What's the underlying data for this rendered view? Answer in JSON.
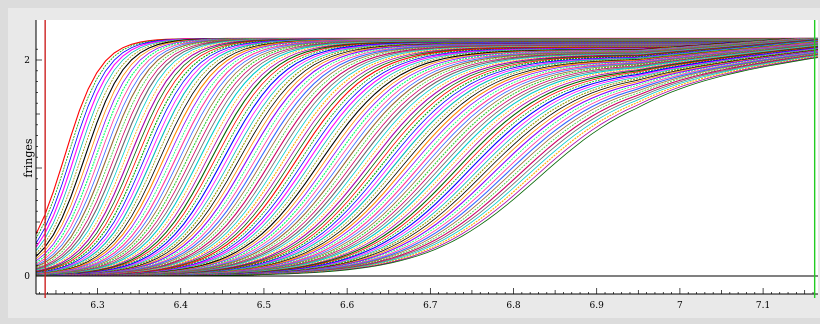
{
  "window": {
    "background": "#e9e9e9",
    "plot_background": "#ffffff"
  },
  "cursors": {
    "left_color": "#cc2222",
    "right_color": "#22cc22"
  },
  "chart_data": {
    "type": "line",
    "title": "",
    "xlabel": "",
    "ylabel": "fringes",
    "xlim": [
      6.226,
      7.166
    ],
    "ylim": [
      0,
      2.2
    ],
    "x_ticks": [
      6.3,
      6.4,
      6.5,
      6.6,
      6.7,
      6.8,
      6.9,
      7.0,
      7.1
    ],
    "x_tick_labels": [
      "6.3",
      "6.4",
      "6.5",
      "6.6",
      "6.7",
      "6.8",
      "6.9",
      "7",
      "7.1"
    ],
    "y_ticks": [
      0,
      2
    ],
    "y_tick_labels": [
      "0",
      "2"
    ],
    "grid": false,
    "legend": "none",
    "curve_family": {
      "count": 120,
      "shape": "sigmoid rising from 0 to ~2.2",
      "midpoint_range": [
        6.26,
        6.83
      ],
      "final_level_range": [
        2.2,
        1.82
      ],
      "palette": [
        "#ff0000",
        "#00aa00",
        "#0000ff",
        "#ff00ff",
        "#00bbbb",
        "#999900",
        "#000000",
        "#ff8800",
        "#8800ff",
        "#00ff66",
        "#ff3399",
        "#3366ff",
        "#996633",
        "#33cc33",
        "#cc0066",
        "#666666",
        "#00cccc",
        "#ffaa00",
        "#aa00aa",
        "#006600"
      ]
    },
    "cursors_x": [
      6.237,
      7.162
    ]
  }
}
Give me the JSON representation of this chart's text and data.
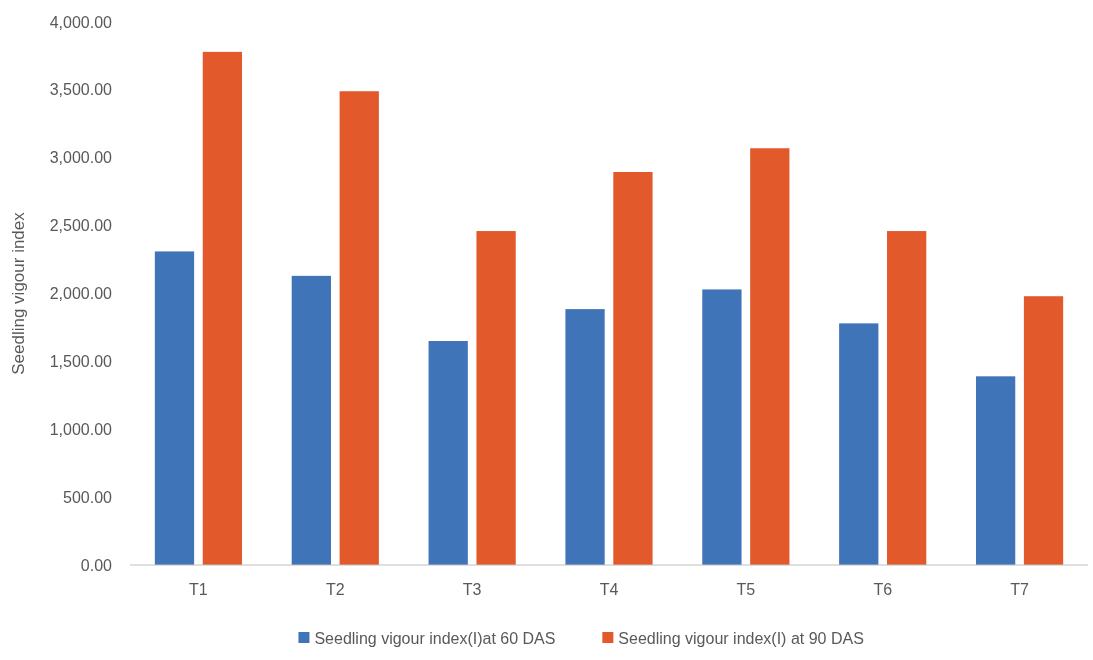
{
  "chart_data": {
    "type": "bar",
    "ylabel": "Seedling vigour index",
    "categories": [
      "T1",
      "T2",
      "T3",
      "T4",
      "T5",
      "T6",
      "T7"
    ],
    "series": [
      {
        "name": "Seedling vigour index(I)at 60 DAS",
        "color": "#4074b8",
        "values": [
          2310,
          2130,
          1650,
          1885,
          2030,
          1780,
          1390
        ]
      },
      {
        "name": "Seedling vigour index(I) at 90 DAS",
        "color": "#e2592c",
        "values": [
          3780,
          3490,
          2460,
          2895,
          3070,
          2460,
          1980
        ]
      }
    ],
    "ylim": [
      0,
      4000
    ],
    "yticks": [
      {
        "value": 0,
        "label": "0.00"
      },
      {
        "value": 500,
        "label": "500.00"
      },
      {
        "value": 1000,
        "label": "1,000.00"
      },
      {
        "value": 1500,
        "label": "1,500.00"
      },
      {
        "value": 2000,
        "label": "2,000.00"
      },
      {
        "value": 2500,
        "label": "2,500.00"
      },
      {
        "value": 3000,
        "label": "3,000.00"
      },
      {
        "value": 3500,
        "label": "3,500.00"
      },
      {
        "value": 4000,
        "label": "4,000.00"
      }
    ],
    "grid": false,
    "legend": "bottom"
  }
}
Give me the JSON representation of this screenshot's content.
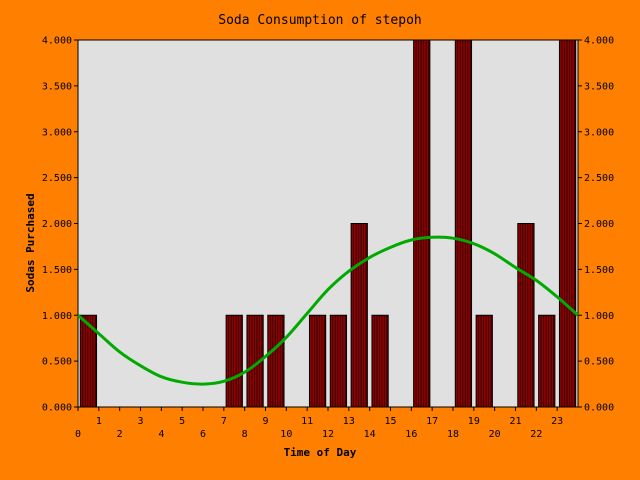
{
  "chart_data": {
    "type": "bar",
    "title": "Soda Consumption of stepoh",
    "xlabel": "Time of Day",
    "ylabel": "Sodas Purchased",
    "ylim": [
      0,
      4
    ],
    "y_ticks": [
      "0.000",
      "0.500",
      "1.000",
      "1.500",
      "2.000",
      "2.500",
      "3.000",
      "3.500",
      "4.000"
    ],
    "x_ticks": [
      "0",
      "1",
      "2",
      "3",
      "4",
      "5",
      "6",
      "7",
      "8",
      "9",
      "10",
      "11",
      "12",
      "13",
      "14",
      "15",
      "16",
      "17",
      "18",
      "19",
      "20",
      "21",
      "22",
      "23"
    ],
    "categories": [
      "0",
      "1",
      "2",
      "3",
      "4",
      "5",
      "6",
      "7",
      "8",
      "9",
      "10",
      "11",
      "12",
      "13",
      "14",
      "15",
      "16",
      "17",
      "18",
      "19",
      "20",
      "21",
      "22",
      "23"
    ],
    "values": [
      1,
      0,
      0,
      0,
      0,
      0,
      0,
      1,
      1,
      1,
      0,
      1,
      1,
      2,
      1,
      0,
      4,
      0,
      4,
      1,
      0,
      2,
      1,
      4
    ],
    "trend": {
      "x": [
        0,
        1,
        2,
        3,
        4,
        5,
        6,
        7,
        8,
        9,
        10,
        11,
        12,
        13,
        14,
        15,
        16,
        17,
        18,
        19,
        20,
        21,
        22,
        23,
        24
      ],
      "y": [
        1.0,
        0.8,
        0.6,
        0.45,
        0.33,
        0.27,
        0.25,
        0.28,
        0.38,
        0.55,
        0.76,
        1.02,
        1.28,
        1.48,
        1.63,
        1.74,
        1.82,
        1.85,
        1.84,
        1.78,
        1.67,
        1.52,
        1.38,
        1.2,
        1.0
      ]
    },
    "grid": false,
    "legend": "none",
    "colors": {
      "background": "#ff8000",
      "plot_area": "#e0e0e0",
      "bar_fill": "#8b0000",
      "bar_edge": "#000000",
      "trend_line": "#00aa00"
    }
  }
}
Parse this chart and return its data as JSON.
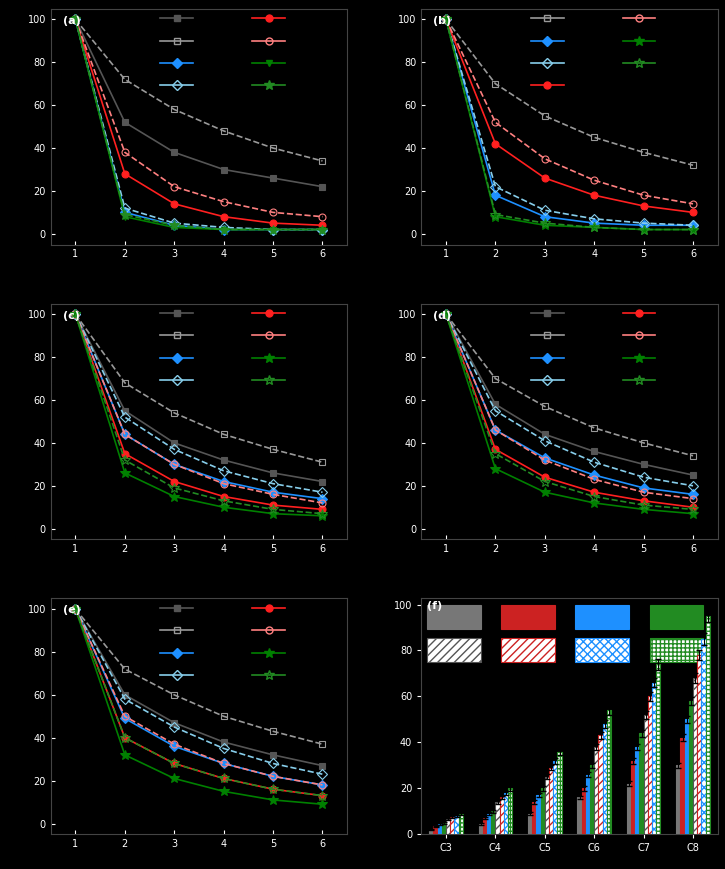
+--
* **Written instruction**: Reply with the number of lines in the data that include the string "vigour" and nothing else.

* **Task output**: 3